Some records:
----

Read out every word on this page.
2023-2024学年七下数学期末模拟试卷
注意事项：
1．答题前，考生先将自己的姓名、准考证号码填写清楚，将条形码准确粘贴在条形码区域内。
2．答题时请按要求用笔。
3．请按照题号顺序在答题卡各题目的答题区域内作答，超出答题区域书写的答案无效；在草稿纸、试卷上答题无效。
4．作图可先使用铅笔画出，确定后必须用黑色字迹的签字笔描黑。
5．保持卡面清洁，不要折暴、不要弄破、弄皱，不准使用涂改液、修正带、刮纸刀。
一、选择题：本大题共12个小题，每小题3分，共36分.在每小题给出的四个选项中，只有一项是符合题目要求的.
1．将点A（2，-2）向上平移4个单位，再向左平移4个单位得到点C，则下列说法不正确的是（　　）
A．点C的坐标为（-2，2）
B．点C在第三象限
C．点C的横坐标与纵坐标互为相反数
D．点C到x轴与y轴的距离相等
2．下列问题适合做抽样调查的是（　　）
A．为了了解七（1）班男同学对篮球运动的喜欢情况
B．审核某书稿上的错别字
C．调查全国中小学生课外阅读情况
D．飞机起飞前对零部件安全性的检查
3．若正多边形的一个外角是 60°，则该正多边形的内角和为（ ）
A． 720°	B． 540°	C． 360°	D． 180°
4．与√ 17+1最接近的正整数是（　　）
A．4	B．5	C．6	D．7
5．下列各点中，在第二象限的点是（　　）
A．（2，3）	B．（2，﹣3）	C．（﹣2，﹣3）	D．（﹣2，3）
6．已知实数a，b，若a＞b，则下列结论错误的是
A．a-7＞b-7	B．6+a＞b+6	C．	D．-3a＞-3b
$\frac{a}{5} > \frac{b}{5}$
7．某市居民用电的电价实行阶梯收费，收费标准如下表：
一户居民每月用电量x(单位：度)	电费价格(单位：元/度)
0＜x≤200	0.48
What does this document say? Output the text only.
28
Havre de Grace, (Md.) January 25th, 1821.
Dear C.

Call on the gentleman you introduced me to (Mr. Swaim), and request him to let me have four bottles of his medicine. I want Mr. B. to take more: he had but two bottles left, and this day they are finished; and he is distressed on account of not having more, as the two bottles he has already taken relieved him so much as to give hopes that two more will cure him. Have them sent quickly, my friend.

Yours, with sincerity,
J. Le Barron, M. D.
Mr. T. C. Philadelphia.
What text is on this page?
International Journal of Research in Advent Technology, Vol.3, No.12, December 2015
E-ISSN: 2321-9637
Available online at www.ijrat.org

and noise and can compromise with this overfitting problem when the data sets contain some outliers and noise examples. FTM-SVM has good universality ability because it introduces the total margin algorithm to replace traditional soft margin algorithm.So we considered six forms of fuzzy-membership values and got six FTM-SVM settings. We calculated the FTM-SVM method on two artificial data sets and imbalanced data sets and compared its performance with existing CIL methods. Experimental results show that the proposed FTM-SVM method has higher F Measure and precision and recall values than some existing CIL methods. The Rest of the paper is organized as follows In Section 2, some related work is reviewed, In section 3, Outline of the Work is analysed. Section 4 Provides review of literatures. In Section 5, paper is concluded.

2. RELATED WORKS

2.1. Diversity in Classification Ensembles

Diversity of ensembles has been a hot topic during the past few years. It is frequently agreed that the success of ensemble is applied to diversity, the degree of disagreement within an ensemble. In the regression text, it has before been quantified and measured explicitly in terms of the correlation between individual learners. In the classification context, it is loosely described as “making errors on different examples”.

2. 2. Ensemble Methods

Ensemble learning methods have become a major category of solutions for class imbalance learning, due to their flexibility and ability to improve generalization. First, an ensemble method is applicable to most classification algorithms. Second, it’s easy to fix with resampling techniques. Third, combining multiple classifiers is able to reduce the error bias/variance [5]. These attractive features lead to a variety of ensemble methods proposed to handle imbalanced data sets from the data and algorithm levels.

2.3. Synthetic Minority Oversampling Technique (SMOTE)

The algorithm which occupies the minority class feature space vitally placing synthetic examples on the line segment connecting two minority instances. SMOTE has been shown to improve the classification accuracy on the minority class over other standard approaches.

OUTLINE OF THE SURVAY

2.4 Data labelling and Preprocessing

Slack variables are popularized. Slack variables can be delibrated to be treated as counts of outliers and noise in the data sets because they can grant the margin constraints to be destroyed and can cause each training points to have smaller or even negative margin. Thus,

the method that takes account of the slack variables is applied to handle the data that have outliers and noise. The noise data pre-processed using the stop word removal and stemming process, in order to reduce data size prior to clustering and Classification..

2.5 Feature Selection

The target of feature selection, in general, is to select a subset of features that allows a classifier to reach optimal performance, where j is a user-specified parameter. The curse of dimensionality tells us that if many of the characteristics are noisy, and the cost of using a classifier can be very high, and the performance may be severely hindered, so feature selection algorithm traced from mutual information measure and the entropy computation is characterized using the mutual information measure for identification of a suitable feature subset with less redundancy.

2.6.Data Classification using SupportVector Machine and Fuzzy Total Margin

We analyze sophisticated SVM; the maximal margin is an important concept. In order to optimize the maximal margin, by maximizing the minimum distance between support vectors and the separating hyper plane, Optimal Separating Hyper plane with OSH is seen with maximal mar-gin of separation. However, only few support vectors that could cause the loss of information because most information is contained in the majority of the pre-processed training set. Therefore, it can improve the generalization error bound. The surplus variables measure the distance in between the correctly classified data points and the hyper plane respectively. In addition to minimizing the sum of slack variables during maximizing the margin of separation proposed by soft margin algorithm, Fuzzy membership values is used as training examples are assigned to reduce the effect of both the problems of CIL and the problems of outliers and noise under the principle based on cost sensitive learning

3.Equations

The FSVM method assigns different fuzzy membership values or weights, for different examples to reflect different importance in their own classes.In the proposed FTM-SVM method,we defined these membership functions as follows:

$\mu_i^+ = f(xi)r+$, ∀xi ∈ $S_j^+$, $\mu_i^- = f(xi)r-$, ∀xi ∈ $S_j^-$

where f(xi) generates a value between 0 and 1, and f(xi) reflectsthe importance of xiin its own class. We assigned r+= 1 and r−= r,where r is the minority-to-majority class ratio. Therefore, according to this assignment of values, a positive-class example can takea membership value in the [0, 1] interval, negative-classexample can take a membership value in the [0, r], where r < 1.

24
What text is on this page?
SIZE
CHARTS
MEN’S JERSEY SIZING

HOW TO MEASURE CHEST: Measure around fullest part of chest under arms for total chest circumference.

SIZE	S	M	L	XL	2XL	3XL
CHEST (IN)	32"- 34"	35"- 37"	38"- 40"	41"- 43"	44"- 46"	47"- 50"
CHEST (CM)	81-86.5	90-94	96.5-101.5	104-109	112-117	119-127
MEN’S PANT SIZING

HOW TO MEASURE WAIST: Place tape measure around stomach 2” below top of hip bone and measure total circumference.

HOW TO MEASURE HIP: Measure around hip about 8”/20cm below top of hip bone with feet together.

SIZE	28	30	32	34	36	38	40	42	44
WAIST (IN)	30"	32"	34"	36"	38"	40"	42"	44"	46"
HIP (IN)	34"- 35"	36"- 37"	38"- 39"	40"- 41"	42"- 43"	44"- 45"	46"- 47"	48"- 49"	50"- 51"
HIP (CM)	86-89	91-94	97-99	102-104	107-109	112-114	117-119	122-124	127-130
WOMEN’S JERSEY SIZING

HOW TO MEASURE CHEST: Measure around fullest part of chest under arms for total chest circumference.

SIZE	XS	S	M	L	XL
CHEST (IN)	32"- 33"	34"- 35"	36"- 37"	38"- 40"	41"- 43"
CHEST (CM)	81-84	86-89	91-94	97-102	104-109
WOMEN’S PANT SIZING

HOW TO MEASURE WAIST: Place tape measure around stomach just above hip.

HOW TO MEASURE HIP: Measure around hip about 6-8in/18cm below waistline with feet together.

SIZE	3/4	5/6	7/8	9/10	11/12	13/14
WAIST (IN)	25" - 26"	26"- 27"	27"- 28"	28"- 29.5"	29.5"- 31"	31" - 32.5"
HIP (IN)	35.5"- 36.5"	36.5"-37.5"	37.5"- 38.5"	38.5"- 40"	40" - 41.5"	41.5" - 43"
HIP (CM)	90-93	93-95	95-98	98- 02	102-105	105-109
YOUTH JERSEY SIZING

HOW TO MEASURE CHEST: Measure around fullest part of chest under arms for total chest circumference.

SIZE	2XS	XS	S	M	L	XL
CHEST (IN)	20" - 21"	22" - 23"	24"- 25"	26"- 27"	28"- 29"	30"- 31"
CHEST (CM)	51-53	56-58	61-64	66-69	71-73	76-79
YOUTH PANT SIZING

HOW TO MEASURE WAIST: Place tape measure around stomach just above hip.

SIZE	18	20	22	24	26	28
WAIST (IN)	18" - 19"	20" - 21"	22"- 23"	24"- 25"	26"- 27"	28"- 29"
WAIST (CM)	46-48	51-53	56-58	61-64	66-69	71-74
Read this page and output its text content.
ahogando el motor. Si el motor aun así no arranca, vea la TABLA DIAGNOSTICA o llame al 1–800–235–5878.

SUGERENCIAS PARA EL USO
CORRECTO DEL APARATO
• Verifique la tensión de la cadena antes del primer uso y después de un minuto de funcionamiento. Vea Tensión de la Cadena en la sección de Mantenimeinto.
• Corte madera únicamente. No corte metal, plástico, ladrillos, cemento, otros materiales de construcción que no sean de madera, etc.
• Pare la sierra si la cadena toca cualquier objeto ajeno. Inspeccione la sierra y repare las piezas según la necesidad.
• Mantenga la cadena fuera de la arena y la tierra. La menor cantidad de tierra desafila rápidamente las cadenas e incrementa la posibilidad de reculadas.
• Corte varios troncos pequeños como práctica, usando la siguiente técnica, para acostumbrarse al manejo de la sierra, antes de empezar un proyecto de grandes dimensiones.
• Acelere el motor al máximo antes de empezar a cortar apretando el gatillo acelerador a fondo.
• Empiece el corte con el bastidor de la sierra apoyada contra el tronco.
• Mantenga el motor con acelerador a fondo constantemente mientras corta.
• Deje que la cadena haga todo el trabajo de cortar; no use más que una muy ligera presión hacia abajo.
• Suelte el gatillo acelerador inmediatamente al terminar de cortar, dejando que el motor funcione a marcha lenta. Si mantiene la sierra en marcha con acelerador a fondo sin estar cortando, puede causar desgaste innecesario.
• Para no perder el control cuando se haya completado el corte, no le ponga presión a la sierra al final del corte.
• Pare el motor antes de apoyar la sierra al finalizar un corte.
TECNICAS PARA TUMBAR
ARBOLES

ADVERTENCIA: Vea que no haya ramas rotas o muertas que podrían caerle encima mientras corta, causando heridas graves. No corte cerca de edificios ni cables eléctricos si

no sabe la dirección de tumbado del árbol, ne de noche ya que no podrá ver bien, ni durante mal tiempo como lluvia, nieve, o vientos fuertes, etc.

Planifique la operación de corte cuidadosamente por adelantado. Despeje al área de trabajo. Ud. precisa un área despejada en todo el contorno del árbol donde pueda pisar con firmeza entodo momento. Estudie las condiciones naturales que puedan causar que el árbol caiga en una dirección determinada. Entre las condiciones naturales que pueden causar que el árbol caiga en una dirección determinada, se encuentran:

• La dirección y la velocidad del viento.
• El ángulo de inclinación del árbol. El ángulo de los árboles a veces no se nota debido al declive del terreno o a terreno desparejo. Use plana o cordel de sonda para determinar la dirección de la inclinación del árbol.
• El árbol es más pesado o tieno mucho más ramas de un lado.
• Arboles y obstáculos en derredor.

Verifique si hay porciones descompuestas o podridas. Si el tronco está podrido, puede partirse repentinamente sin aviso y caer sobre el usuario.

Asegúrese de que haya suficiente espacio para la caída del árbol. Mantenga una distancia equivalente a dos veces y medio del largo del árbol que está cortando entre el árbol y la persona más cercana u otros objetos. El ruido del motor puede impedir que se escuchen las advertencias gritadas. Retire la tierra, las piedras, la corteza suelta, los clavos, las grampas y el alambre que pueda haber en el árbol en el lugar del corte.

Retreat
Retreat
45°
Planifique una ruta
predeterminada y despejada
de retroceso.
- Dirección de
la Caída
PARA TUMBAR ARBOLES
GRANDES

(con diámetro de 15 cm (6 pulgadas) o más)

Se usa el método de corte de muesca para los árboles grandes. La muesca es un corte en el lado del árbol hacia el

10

----

SHORT EXERCISE: Show every line from the entries above in which the word "TUMBAR" appears.

CORRECT RESULT:
TECNICAS PARA TUMBAR
PARA TUMBAR ARBOLES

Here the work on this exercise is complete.